§ **WHAT IS EXPECTED**: Could you give the data below again, exactly and completely?

§ **MATERIAL FOR THIS EXERCISE**:
START
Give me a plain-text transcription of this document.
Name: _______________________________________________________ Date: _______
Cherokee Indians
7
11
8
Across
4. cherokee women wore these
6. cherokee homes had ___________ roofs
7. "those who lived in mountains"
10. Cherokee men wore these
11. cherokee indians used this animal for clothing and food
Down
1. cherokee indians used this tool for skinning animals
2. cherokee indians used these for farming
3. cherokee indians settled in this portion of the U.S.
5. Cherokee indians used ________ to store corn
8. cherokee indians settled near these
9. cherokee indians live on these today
END
§ **FULL ANSWER**:
Give me a plain-text transcription of this document.
Name: _______________________________________________________ Date: _______
Cherokee Indians
7
11
8
Across
4. cherokee women wore these
6. cherokee homes had ___________ roofs
7. "those who lived in mountains"
10. Cherokee men wore these
11. cherokee indians used this animal for clothing and food
Down
1. cherokee indians used this tool for skinning animals
2. cherokee indians used these for farming
3. cherokee indians settled in this portion of the U.S.
5. Cherokee indians used ________ to store corn
8. cherokee indians settled near these
9. cherokee indians live on these today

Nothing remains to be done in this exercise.